--- Start DOCUMENT SECTION ---

# Canadian Bacon



## wittdog (Jan 23, 2007)

Just picked up two whole pork loins.....going to make some CB...and maybe some Capacolla....pics to follow in about a week


----------



## Puff1 (Jan 23, 2007)

Capacolla?


----------



## wittdog (Jan 23, 2007)

Sorry....The dog can't spell.


----------



## Puff1 (Jan 23, 2007)

wittdog said:
			
		

> Sorry....The dog can't spell.


I meant what is it?


----------



## wittdog (Jan 23, 2007)

CAPACOLLA is a lunch meat.


----------



## Smokey_Joe (Jan 23, 2007)

The dog is on a roll.... soon your freezer will be FULL...you can't be eating ALL this stuff you make lately????


----------



## wittdog (Jan 23, 2007)

My boys tear this stuff up....we eat alot of the stuff and then freeze the rest...we just used the last of the CB that was in the feezer..I also give some of it away...but I might start selling it.....


----------



## Puff1 (Jan 23, 2007)

wittdog said:
			
		

> CAPACOLLA is a lunch meat.


I don't think I've ever heard of it. Sounds Eyetalian.
Good luck with the project


----------



## Nick Prochilo (Jan 23, 2007)

Puff said:
			
		

> wittdog said:
> 
> 
> 
> ...



Yes littlewheel, it's Italian! Take a look here    http://stores.guilianos.com/-strse-97/C ... Detail.bok

Hey witt, PLEASE post this recipe!


----------



## Puff1 (Jan 23, 2007)

Nick Prochilo said:
			
		

> Puff said:
> 
> 
> 
> ...


It sounds good


----------



## DATsBBQ (Jan 23, 2007)

Nick Prochilo said:
			
		

> Puff said:
> 
> 
> 
> ...



 :ROFL


----------



## Smokey_Joe (Jan 23, 2007)

Nick Prochilo said:
			
		

> Puff said:
> 
> 
> 
> ...



There we go with the whole "aged meat" thing.....they are advertising it as aged to acquire it sweet and distinctive flavor....and it's PORK!

Thinking it must be cured...before it's aged...?


----------



## wittdog (Jan 23, 2007)

Yes it's cured and not all of it is aged...some is and some is cooked...I'll post the recipe when I get a chance...


----------



## Puff1 (Jan 23, 2007)

--- End DOCUMENT SECTION ---

**PROBLEMS**:
• a. From the Canadian Bacon thread, reproduce the passage that begins with the words "There we go" and ends with "get a chance...".
• b. Carry on the Canadian Bacon thread from its final line.

--- Start DATA LISTING ---

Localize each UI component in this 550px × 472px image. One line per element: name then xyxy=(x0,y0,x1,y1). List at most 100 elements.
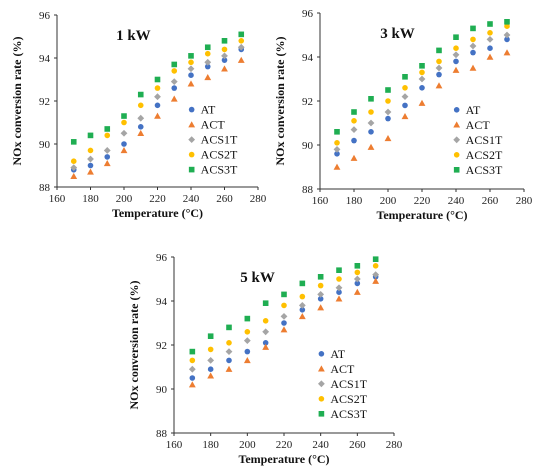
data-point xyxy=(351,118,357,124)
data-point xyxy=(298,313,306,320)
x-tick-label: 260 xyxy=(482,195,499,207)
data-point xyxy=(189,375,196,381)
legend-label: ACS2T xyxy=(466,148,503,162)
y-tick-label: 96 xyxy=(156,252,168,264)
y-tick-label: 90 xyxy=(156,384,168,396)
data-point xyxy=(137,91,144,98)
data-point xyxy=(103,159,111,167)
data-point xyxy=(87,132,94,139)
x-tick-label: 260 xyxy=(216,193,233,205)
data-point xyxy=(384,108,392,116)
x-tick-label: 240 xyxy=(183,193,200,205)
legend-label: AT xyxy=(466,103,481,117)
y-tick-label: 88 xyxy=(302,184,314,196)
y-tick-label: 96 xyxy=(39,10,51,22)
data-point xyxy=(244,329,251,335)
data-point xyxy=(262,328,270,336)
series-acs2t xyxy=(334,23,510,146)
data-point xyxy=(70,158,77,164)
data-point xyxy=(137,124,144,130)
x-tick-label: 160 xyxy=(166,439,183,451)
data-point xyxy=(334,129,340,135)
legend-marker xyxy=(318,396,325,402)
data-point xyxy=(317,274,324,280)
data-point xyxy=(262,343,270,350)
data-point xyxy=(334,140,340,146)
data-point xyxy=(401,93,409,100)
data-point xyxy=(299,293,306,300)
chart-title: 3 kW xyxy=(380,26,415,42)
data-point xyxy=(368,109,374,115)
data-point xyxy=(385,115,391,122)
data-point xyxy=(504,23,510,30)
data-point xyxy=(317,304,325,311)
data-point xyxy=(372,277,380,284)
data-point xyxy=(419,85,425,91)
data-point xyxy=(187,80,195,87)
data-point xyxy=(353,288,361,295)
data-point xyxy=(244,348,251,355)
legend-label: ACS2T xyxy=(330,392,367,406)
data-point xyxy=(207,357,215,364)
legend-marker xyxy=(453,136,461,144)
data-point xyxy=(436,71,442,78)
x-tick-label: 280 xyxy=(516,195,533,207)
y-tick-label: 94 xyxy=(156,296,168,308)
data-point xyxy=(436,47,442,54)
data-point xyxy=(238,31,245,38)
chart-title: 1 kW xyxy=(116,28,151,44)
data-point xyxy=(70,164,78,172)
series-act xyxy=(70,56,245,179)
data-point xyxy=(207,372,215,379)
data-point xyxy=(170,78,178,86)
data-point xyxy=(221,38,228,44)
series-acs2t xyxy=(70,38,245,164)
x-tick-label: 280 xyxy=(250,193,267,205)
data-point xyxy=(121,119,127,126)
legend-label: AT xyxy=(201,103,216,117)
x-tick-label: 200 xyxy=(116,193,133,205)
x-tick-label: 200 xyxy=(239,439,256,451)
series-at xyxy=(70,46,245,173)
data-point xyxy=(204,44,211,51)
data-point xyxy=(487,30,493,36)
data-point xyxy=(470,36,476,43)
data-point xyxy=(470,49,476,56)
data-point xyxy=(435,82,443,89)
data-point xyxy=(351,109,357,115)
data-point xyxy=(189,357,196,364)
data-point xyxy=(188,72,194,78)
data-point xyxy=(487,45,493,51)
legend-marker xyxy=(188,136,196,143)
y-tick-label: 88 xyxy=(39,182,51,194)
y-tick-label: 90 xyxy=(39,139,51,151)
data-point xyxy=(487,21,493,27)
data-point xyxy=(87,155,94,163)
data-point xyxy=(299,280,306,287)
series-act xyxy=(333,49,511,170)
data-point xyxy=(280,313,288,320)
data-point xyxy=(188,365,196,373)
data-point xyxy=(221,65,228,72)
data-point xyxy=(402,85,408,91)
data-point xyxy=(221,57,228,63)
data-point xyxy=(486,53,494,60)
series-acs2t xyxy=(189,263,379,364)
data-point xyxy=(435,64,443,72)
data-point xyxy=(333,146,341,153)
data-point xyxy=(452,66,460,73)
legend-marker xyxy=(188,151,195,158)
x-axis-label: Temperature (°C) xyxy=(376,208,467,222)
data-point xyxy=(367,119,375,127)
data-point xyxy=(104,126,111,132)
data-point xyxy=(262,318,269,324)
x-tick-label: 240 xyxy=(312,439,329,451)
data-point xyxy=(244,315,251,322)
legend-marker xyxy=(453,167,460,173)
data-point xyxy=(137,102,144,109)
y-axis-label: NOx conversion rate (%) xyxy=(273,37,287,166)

--- End DATA LISTING ---

**TASK-BY-TASK RESULTS**:
• a.
There we go with the whole "aged meat" thing.....they are advertising it as aged to acquire it sweet and distinctive flavor....and it's PORK!

Thinking it must be cured...before it's aged...?


----------



## wittdog (Jan 23, 2007)

Yes it's cured and not all of it is aged...some is and some is cooked...I'll post the recipe when I get a chance...

• b.
wittdog said:
			
		

> Yes it's cured and not all of it is aged...some is and some is cooked...I'll post the recipe when I get a chance...


Thanks Dog


----------



## wittdog (Jan 25, 2007)

The CB all trimmed up and ready to get injected and brined…..(2 Whole Loins)




In the brine

I’ll keep it in the brine till Tuesday..that’s 5 days then I will smoke it on Tuesday


----------



## Oz (Jan 25, 2007)

Witt, are you trimming the loins down and using the center cut only. In the top picture I see the fatty pieces have been trimmed off, do you brine those also?
I have a vertical smoker that I am going to put an electric burner with a sawdust pan and make some different types of bacon.


----------



## wittdog (Jan 26, 2007)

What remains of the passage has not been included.